• Aim of the task: Leaving out all images, write out the records that follow exactly.

• Exercise material:
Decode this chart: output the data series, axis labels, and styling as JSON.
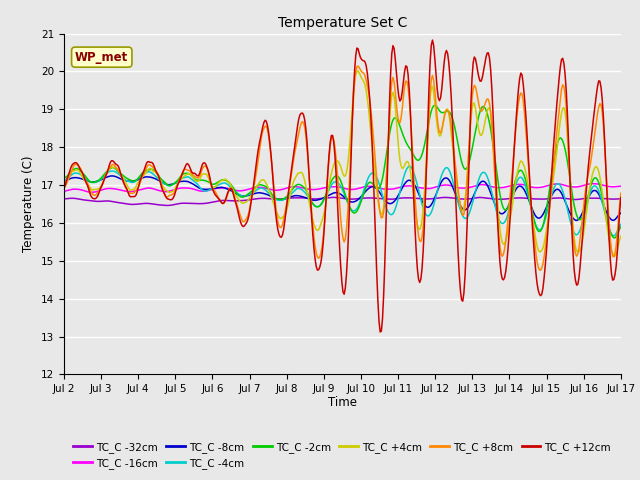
{
  "title": "Temperature Set C",
  "xlabel": "Time",
  "ylabel": "Temperature (C)",
  "ylim": [
    12.0,
    21.0
  ],
  "yticks": [
    12.0,
    13.0,
    14.0,
    15.0,
    16.0,
    17.0,
    18.0,
    19.0,
    20.0,
    21.0
  ],
  "xtick_labels": [
    "Jul 2",
    "Jul 3",
    "Jul 4",
    "Jul 5",
    "Jul 6",
    "Jul 7",
    "Jul 8",
    "Jul 9",
    "Jul 10",
    "Jul 11",
    "Jul 12",
    "Jul 13",
    "Jul 14",
    "Jul 15",
    "Jul 16",
    "Jul 17"
  ],
  "series": [
    {
      "label": "TC_C -32cm",
      "color": "#9900CC"
    },
    {
      "label": "TC_C -16cm",
      "color": "#FF00FF"
    },
    {
      "label": "TC_C -8cm",
      "color": "#0000CC"
    },
    {
      "label": "TC_C -4cm",
      "color": "#00CCCC"
    },
    {
      "label": "TC_C -2cm",
      "color": "#00CC00"
    },
    {
      "label": "TC_C +4cm",
      "color": "#CCCC00"
    },
    {
      "label": "TC_C +8cm",
      "color": "#FF8800"
    },
    {
      "label": "TC_C +12cm",
      "color": "#CC0000"
    }
  ],
  "annotation_text": "WP_met",
  "background_color": "#E8E8E8",
  "grid_color": "#FFFFFF",
  "n_points": 480
}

• Finished task:
Decode this chart: output the data series, axis labels, and styling as JSON.
{
  "title": "Temperature Set C",
  "xlabel": "Time",
  "ylabel": "Temperature (C)",
  "ylim": [
    12.0,
    21.0
  ],
  "yticks": [
    12.0,
    13.0,
    14.0,
    15.0,
    16.0,
    17.0,
    18.0,
    19.0,
    20.0,
    21.0
  ],
  "xtick_labels": [
    "Jul 2",
    "Jul 3",
    "Jul 4",
    "Jul 5",
    "Jul 6",
    "Jul 7",
    "Jul 8",
    "Jul 9",
    "Jul 10",
    "Jul 11",
    "Jul 12",
    "Jul 13",
    "Jul 14",
    "Jul 15",
    "Jul 16",
    "Jul 17"
  ],
  "series": [
    {
      "label": "TC_C -32cm",
      "color": "#9900CC"
    },
    {
      "label": "TC_C -16cm",
      "color": "#FF00FF"
    },
    {
      "label": "TC_C -8cm",
      "color": "#0000CC"
    },
    {
      "label": "TC_C -4cm",
      "color": "#00CCCC"
    },
    {
      "label": "TC_C -2cm",
      "color": "#00CC00"
    },
    {
      "label": "TC_C +4cm",
      "color": "#CCCC00"
    },
    {
      "label": "TC_C +8cm",
      "color": "#FF8800"
    },
    {
      "label": "TC_C +12cm",
      "color": "#CC0000"
    }
  ],
  "annotation_text": "WP_met",
  "background_color": "#E8E8E8",
  "grid_color": "#FFFFFF",
  "n_points": 480
}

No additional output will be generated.